# Written task:
Write out the listing below without alteration, omitting its pictures.

# Entries from a dataset:
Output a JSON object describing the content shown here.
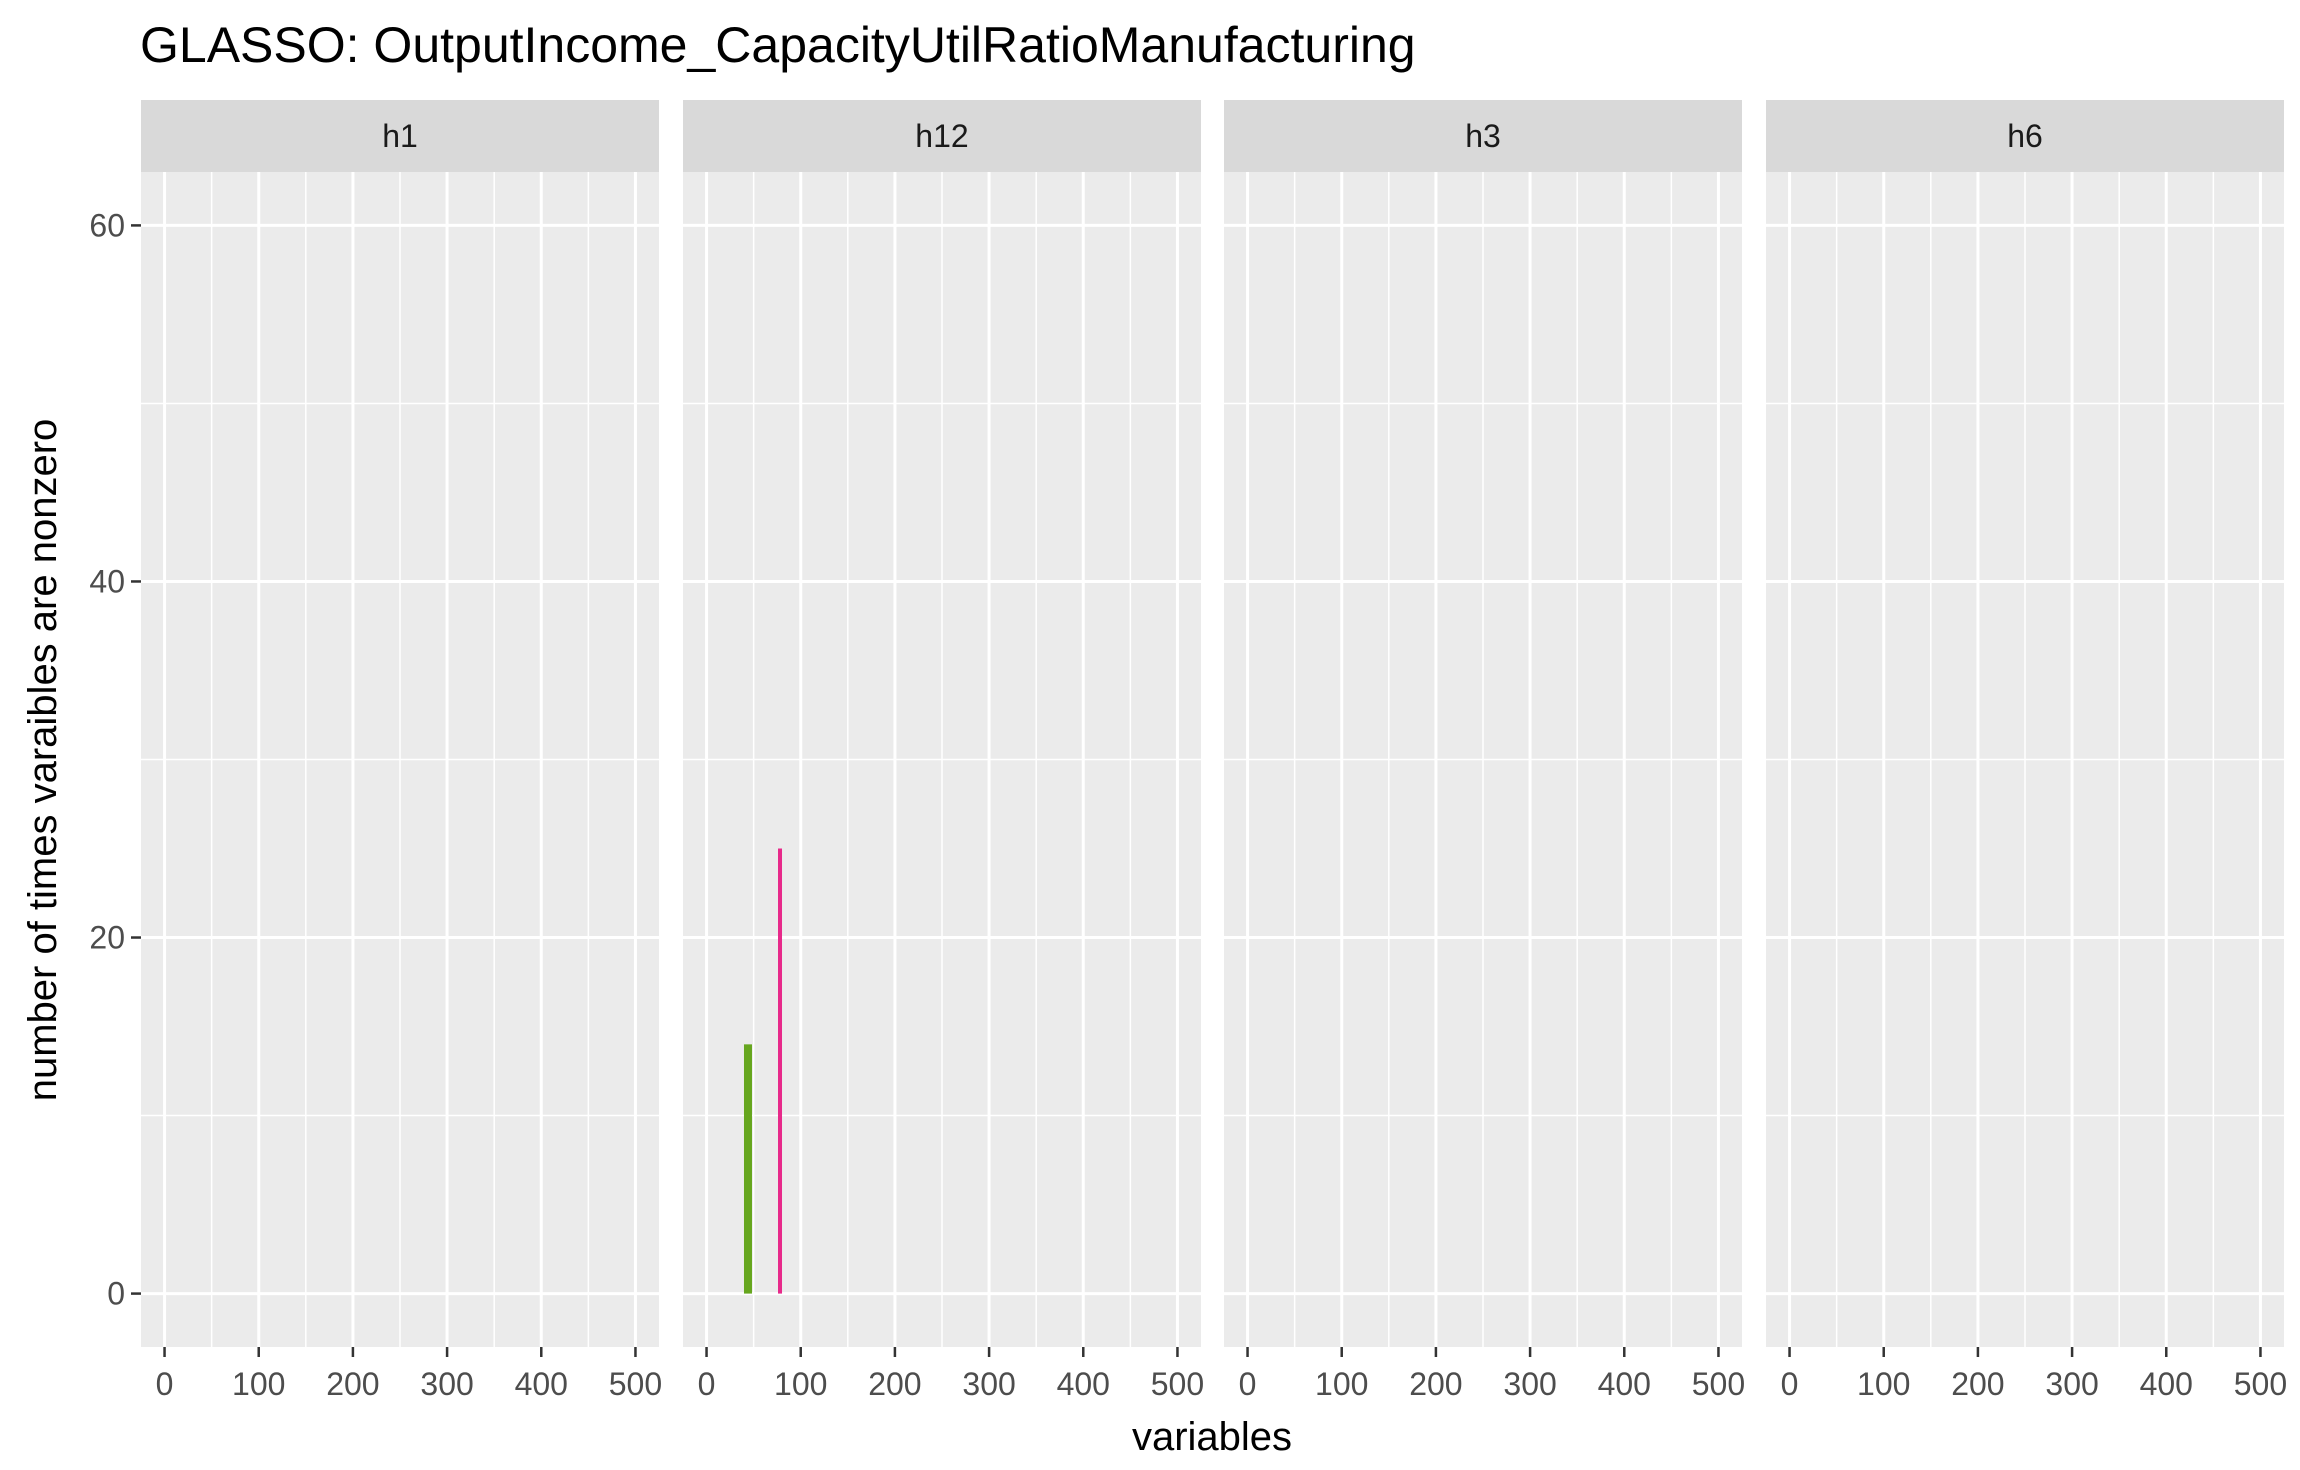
{
  "chart_data": {
    "type": "bar",
    "title": "GLASSO: OutputIncome_CapacityUtilRatioManufacturing",
    "xlabel": "variables",
    "ylabel": "number of times varaibles are nonzero",
    "xlim": [
      -25,
      525
    ],
    "ylim": [
      -3,
      63
    ],
    "x_ticks": [
      0,
      100,
      200,
      300,
      400,
      500
    ],
    "y_ticks": [
      0,
      20,
      40,
      60
    ],
    "grid": true,
    "legend": "none",
    "facets": [
      {
        "label": "h1",
        "bars": []
      },
      {
        "label": "h12",
        "bars": [
          {
            "x": 44,
            "value": 14,
            "color": "#66a61e"
          },
          {
            "x": 78,
            "value": 25,
            "color": "#e7298a"
          }
        ]
      },
      {
        "label": "h3",
        "bars": []
      },
      {
        "label": "h6",
        "bars": []
      }
    ]
  }
}
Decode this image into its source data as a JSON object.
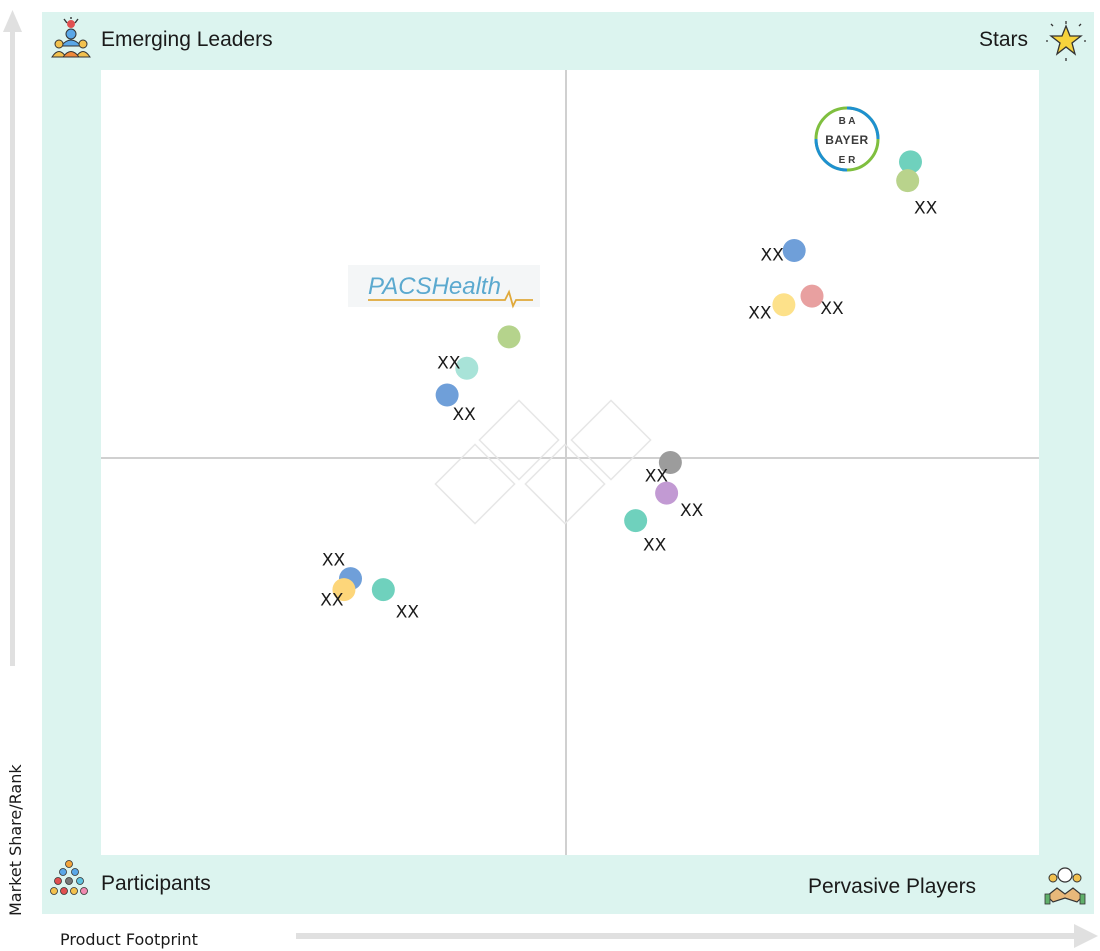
{
  "quadrants": {
    "top_left": "Emerging Leaders",
    "top_right": "Stars",
    "bottom_left": "Participants",
    "bottom_right": "Pervasive Players"
  },
  "icons": {
    "top_left": "emerging-leaders-icon",
    "top_right": "star-icon",
    "bottom_left": "participants-icon",
    "bottom_right": "handshake-icon"
  },
  "axes": {
    "ylabel": "Market Share/Rank",
    "xlabel": "Product Footprint"
  },
  "logos": {
    "bayer": "BAYER",
    "pacshealth": "PACSHealth"
  },
  "chart_data": {
    "type": "scatter",
    "xlabel": "Product Footprint",
    "ylabel": "Market Share/Rank",
    "xlim": [
      0,
      100
    ],
    "ylim": [
      0,
      100
    ],
    "dividers": {
      "x": 50,
      "y": 50
    },
    "points": [
      {
        "x": 86.3,
        "y": 88.3,
        "color": "#6fd1bd",
        "label": ""
      },
      {
        "x": 86.0,
        "y": 85.9,
        "color": "#b9d38c",
        "label": "XX"
      },
      {
        "x": 73.9,
        "y": 77.0,
        "color": "#6f9fd9",
        "label": "XX"
      },
      {
        "x": 75.8,
        "y": 71.2,
        "color": "#e8a0a0",
        "label": "XX"
      },
      {
        "x": 72.8,
        "y": 70.1,
        "color": "#fde18a",
        "label": "XX"
      },
      {
        "x": 43.5,
        "y": 66.0,
        "color": "#b5d38c",
        "label": ""
      },
      {
        "x": 39.0,
        "y": 62.0,
        "color": "#a8e3d8",
        "label": "XX"
      },
      {
        "x": 36.9,
        "y": 58.6,
        "color": "#6f9fd9",
        "label": "XX"
      },
      {
        "x": 60.7,
        "y": 50.0,
        "color": "#9c9c9c",
        "label": "XX"
      },
      {
        "x": 60.3,
        "y": 46.1,
        "color": "#c29ad3",
        "label": "XX"
      },
      {
        "x": 57.0,
        "y": 42.6,
        "color": "#6fd1bd",
        "label": "XX"
      },
      {
        "x": 26.6,
        "y": 35.2,
        "color": "#6f9fd9",
        "label": "XX"
      },
      {
        "x": 25.9,
        "y": 33.8,
        "color": "#fdd67a",
        "label": "XX"
      },
      {
        "x": 30.1,
        "y": 33.8,
        "color": "#6fd1bd",
        "label": "XX"
      }
    ]
  }
}
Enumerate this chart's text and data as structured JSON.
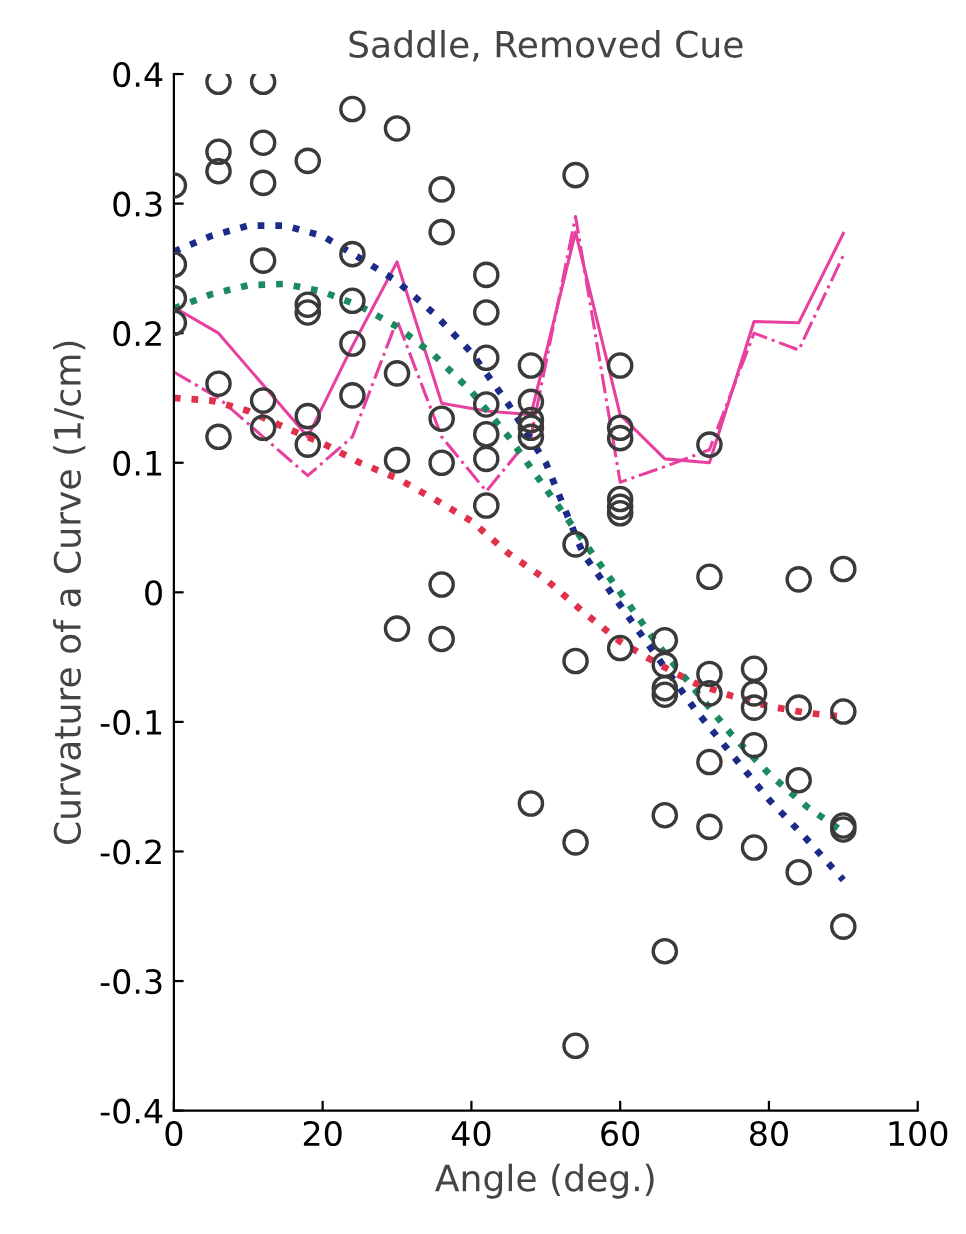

# Written response:
Output a JSON object describing the content shown here.
{
  "chart_data": {
    "type": "bar",
    "title": "GLASSO: OutputIncome_CapacityUtilRatioManufacturing",
    "xlabel": "variables",
    "ylabel": "number of times varaibles are nonzero",
    "xlim": [
      -25,
      525
    ],
    "ylim": [
      -3,
      63
    ],
    "x_ticks": [
      0,
      100,
      200,
      300,
      400,
      500
    ],
    "y_ticks": [
      0,
      20,
      40,
      60
    ],
    "grid": true,
    "legend": "none",
    "facets": [
      {
        "label": "h1",
        "bars": []
      },
      {
        "label": "h12",
        "bars": [
          {
            "x": 44,
            "value": 14,
            "color": "#66a61e"
          },
          {
            "x": 78,
            "value": 25,
            "color": "#e7298a"
          }
        ]
      },
      {
        "label": "h3",
        "bars": []
      },
      {
        "label": "h6",
        "bars": []
      }
    ]
  }
}
Decode this image into its source data as a JSON object.
{
  "quadrants": {
    "top_left": "Emerging Leaders",
    "top_right": "Stars",
    "bottom_left": "Participants",
    "bottom_right": "Pervasive Players"
  },
  "icons": {
    "top_left": "emerging-leaders-icon",
    "top_right": "star-icon",
    "bottom_left": "participants-icon",
    "bottom_right": "handshake-icon"
  },
  "axes": {
    "ylabel": "Market Share/Rank",
    "xlabel": "Product Footprint"
  },
  "logos": {
    "bayer": "BAYER",
    "pacshealth": "PACSHealth"
  },
  "chart_data": {
    "type": "scatter",
    "xlabel": "Product Footprint",
    "ylabel": "Market Share/Rank",
    "xlim": [
      0,
      100
    ],
    "ylim": [
      0,
      100
    ],
    "dividers": {
      "x": 50,
      "y": 50
    },
    "points": [
      {
        "x": 86.3,
        "y": 88.3,
        "color": "#6fd1bd",
        "label": ""
      },
      {
        "x": 86.0,
        "y": 85.9,
        "color": "#b9d38c",
        "label": "XX"
      },
      {
        "x": 73.9,
        "y": 77.0,
        "color": "#6f9fd9",
        "label": "XX"
      },
      {
        "x": 75.8,
        "y": 71.2,
        "color": "#e8a0a0",
        "label": "XX"
      },
      {
        "x": 72.8,
        "y": 70.1,
        "color": "#fde18a",
        "label": "XX"
      },
      {
        "x": 43.5,
        "y": 66.0,
        "color": "#b5d38c",
        "label": ""
      },
      {
        "x": 39.0,
        "y": 62.0,
        "color": "#a8e3d8",
        "label": "XX"
      },
      {
        "x": 36.9,
        "y": 58.6,
        "color": "#6f9fd9",
        "label": "XX"
      },
      {
        "x": 60.7,
        "y": 50.0,
        "color": "#9c9c9c",
        "label": "XX"
      },
      {
        "x": 60.3,
        "y": 46.1,
        "color": "#c29ad3",
        "label": "XX"
      },
      {
        "x": 57.0,
        "y": 42.6,
        "color": "#6fd1bd",
        "label": "XX"
      },
      {
        "x": 26.6,
        "y": 35.2,
        "color": "#6f9fd9",
        "label": "XX"
      },
      {
        "x": 25.9,
        "y": 33.8,
        "color": "#fdd67a",
        "label": "XX"
      },
      {
        "x": 30.1,
        "y": 33.8,
        "color": "#6fd1bd",
        "label": "XX"
      }
    ]
  }
}
Enumerate this chart's text and data as structured JSON.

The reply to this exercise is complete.